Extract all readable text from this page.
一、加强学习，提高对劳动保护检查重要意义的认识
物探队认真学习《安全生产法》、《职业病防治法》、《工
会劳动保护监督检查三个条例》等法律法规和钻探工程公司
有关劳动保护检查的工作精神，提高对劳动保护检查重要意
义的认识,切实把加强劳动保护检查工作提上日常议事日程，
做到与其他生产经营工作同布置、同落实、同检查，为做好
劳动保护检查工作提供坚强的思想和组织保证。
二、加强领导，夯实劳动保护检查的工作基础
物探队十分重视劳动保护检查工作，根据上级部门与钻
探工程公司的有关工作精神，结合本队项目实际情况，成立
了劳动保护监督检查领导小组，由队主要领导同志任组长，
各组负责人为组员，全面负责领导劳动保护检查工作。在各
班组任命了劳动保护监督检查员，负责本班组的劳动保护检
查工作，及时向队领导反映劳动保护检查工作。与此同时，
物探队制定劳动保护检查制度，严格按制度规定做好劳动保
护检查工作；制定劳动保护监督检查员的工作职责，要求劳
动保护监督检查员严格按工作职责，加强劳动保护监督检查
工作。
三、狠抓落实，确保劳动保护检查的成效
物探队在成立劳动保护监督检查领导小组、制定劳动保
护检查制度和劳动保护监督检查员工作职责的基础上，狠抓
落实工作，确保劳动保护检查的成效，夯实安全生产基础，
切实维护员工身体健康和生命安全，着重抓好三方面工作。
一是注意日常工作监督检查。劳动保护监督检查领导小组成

▶ **What you have to do**:
Using the entries above, return each line in which the word "确保劳动保护检查的成效" occurs.

▶ **Correct response**:
三、狠抓落实，确保劳动保护检查的成效
落实工作，确保劳动保护检查的成效，夯实安全生产基础，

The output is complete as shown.